GOAL: Determine how many lines of the records include "ylabel", and answer with the number alone.

━━━━

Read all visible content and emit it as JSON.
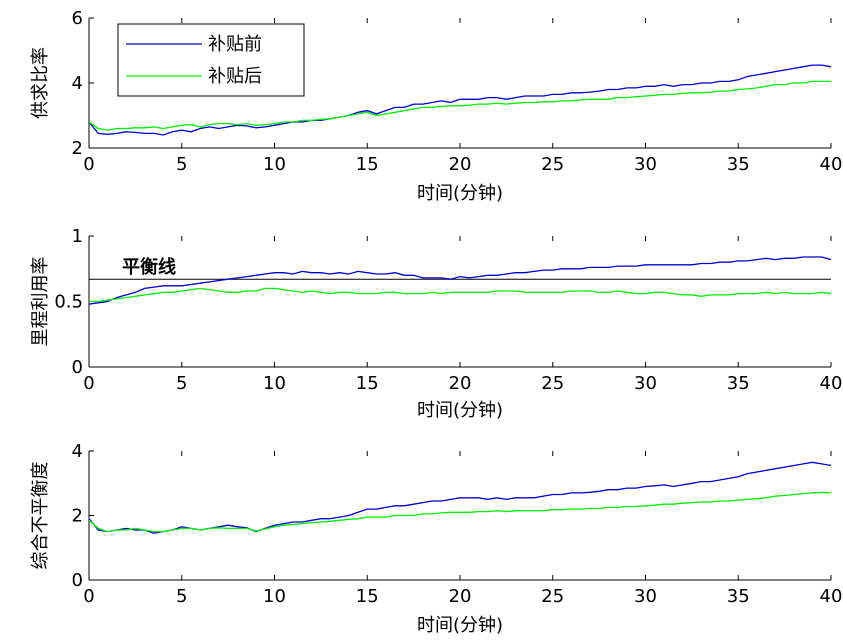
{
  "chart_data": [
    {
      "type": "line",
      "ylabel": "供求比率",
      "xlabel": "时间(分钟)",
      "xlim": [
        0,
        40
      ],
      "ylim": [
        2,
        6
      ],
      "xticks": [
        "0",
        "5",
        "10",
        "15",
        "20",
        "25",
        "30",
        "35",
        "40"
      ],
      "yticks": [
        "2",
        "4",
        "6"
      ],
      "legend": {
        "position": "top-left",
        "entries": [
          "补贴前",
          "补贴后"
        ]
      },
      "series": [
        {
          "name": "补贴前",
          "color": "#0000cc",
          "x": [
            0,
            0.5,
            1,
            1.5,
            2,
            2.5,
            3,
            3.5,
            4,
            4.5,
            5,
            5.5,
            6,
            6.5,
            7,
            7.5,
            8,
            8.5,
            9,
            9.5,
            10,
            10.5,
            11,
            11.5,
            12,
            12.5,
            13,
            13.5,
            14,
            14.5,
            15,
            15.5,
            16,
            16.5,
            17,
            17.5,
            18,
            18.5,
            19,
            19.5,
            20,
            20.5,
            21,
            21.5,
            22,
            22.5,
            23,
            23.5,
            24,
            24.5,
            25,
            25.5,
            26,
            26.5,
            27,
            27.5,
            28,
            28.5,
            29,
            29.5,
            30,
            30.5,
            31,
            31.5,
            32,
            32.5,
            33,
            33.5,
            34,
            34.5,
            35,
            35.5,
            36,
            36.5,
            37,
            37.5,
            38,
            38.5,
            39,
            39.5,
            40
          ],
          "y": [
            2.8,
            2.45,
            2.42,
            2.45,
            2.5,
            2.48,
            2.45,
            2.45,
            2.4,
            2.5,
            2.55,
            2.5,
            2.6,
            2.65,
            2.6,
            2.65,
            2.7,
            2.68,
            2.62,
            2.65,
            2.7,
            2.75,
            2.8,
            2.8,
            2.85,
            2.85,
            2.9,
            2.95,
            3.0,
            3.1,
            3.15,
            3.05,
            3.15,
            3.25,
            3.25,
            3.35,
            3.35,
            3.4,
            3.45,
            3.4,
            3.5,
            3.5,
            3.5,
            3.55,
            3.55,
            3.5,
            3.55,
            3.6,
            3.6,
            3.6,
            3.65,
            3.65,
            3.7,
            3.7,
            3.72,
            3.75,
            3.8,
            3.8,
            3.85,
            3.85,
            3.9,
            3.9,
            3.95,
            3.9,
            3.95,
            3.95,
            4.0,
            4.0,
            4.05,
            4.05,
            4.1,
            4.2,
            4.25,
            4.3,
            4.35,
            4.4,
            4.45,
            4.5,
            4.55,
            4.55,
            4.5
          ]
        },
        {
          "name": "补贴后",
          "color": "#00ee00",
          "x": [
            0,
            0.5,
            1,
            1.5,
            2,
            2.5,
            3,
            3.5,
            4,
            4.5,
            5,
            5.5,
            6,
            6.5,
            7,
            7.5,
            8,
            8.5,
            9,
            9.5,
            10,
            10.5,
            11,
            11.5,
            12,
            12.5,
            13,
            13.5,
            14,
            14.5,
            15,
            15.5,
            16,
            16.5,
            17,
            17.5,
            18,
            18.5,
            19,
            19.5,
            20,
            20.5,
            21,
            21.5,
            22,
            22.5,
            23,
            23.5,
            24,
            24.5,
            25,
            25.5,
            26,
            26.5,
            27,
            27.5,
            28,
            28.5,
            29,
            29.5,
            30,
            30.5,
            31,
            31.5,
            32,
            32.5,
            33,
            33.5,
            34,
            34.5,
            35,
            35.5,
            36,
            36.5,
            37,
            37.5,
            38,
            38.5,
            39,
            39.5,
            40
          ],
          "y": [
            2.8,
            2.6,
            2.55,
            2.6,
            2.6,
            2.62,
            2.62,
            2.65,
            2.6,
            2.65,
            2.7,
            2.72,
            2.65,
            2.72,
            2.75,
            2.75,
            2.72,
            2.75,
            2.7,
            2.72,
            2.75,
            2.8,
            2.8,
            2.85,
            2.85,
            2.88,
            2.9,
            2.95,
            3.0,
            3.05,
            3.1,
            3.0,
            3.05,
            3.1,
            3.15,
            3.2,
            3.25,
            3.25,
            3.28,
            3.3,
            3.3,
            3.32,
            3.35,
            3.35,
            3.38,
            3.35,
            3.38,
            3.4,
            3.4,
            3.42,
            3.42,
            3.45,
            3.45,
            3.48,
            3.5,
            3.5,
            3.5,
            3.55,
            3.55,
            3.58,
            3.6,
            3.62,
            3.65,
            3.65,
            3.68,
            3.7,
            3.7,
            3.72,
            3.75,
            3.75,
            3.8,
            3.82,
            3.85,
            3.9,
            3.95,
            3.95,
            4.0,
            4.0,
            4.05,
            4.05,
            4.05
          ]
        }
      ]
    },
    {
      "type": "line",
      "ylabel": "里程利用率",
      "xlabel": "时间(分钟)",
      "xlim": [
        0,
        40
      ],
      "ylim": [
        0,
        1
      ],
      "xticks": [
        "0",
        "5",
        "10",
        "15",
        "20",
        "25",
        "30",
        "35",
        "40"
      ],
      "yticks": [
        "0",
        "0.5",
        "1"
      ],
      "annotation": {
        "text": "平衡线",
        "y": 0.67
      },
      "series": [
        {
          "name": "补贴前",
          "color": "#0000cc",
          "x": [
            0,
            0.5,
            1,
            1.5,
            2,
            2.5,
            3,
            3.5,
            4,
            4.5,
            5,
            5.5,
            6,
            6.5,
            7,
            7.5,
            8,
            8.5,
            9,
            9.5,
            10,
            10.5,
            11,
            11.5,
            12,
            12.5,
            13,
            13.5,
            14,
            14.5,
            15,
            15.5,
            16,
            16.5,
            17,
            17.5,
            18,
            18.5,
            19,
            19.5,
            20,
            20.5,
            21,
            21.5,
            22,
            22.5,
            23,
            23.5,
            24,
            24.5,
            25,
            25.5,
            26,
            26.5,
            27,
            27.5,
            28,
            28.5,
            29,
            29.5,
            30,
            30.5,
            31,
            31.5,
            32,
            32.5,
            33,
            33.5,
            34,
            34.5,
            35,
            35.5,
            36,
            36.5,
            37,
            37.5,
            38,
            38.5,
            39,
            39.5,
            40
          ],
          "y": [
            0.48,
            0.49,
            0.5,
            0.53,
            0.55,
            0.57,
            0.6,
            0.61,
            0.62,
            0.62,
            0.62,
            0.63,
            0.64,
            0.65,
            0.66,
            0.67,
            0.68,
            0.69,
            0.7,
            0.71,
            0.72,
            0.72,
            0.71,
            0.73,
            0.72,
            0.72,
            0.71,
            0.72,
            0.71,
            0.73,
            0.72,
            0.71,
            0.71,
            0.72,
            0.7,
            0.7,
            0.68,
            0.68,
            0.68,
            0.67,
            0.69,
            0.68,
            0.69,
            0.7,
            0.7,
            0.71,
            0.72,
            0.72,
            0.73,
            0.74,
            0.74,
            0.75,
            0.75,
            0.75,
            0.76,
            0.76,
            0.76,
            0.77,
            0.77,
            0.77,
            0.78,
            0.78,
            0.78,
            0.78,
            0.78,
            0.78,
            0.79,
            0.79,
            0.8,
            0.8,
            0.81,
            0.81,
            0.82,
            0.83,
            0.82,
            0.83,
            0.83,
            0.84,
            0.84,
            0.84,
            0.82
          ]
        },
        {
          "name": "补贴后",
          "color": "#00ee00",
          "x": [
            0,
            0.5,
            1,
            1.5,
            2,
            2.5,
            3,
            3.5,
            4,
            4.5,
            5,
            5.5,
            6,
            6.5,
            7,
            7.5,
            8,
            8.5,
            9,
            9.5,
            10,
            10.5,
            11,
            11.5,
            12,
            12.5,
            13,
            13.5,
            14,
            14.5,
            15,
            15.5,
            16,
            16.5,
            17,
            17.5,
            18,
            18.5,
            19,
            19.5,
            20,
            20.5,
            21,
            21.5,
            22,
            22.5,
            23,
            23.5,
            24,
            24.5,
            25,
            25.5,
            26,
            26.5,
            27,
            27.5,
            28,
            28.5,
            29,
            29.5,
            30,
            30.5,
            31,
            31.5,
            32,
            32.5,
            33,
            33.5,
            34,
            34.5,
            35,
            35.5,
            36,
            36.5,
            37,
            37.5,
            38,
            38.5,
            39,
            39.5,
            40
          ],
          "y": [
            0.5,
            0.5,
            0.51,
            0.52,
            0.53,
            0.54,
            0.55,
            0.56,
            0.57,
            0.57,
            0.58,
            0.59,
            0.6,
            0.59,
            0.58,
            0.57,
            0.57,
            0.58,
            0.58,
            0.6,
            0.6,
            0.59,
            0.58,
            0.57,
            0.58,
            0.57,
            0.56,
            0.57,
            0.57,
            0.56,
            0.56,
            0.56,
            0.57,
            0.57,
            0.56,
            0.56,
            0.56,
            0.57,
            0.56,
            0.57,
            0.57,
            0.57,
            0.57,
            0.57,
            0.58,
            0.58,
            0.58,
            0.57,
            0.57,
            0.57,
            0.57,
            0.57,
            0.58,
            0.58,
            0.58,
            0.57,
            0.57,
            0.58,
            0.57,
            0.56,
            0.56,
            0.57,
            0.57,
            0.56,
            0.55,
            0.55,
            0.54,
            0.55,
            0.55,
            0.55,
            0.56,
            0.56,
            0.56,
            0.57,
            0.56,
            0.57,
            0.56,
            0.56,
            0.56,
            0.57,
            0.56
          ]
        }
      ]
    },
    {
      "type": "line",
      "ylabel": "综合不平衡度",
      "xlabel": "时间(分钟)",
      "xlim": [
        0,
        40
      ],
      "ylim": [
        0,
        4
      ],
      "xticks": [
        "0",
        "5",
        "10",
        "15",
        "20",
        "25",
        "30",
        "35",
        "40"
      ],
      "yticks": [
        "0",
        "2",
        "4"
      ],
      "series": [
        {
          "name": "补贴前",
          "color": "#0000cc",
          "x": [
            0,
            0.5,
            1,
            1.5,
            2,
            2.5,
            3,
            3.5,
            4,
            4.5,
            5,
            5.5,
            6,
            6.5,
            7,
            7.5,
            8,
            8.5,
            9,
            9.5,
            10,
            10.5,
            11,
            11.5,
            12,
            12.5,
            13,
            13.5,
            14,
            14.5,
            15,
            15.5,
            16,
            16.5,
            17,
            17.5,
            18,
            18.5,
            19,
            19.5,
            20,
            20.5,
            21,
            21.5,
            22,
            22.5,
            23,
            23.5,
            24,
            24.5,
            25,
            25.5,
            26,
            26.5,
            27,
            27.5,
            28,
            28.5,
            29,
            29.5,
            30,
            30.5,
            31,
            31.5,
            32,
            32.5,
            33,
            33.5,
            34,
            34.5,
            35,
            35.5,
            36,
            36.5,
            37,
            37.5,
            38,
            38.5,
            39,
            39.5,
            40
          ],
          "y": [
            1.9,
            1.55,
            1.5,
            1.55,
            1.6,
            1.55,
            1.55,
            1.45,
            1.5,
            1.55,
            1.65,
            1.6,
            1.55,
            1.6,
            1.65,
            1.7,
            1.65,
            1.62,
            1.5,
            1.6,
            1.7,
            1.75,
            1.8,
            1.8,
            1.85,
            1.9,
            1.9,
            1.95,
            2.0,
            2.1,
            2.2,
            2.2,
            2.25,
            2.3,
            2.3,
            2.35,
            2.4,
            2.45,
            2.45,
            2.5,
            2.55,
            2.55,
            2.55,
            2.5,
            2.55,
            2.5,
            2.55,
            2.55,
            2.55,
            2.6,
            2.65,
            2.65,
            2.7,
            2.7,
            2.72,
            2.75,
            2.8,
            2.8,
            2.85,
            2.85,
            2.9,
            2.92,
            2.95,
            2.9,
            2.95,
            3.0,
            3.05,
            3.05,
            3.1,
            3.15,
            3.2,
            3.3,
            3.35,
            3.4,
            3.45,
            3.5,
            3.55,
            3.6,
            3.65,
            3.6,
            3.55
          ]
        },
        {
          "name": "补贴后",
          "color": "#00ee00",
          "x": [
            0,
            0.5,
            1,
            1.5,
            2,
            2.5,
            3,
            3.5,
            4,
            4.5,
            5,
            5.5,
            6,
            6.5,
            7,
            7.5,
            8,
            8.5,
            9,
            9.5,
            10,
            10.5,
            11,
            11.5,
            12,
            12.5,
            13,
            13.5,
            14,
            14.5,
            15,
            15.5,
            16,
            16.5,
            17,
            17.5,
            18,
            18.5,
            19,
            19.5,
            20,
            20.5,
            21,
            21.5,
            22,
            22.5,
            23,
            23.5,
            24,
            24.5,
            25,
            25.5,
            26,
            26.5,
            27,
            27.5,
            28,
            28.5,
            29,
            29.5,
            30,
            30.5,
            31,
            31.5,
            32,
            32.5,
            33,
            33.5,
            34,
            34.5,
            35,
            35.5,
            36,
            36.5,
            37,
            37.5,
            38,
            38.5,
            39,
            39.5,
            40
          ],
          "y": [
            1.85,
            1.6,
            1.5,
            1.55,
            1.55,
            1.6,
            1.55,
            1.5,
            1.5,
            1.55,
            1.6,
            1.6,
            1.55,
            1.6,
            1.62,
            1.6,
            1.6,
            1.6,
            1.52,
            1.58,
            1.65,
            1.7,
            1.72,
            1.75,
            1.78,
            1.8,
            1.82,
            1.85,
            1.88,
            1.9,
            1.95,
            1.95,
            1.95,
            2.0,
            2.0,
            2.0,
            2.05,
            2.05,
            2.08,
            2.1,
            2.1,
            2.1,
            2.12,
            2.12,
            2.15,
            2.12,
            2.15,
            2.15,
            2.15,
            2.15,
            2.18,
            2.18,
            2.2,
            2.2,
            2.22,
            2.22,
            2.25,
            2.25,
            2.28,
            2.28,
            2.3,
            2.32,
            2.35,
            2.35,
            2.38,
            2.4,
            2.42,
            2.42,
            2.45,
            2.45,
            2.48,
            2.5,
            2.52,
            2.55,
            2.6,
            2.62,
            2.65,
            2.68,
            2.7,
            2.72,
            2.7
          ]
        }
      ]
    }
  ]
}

━━━━

EXPECTED ANSWER: 3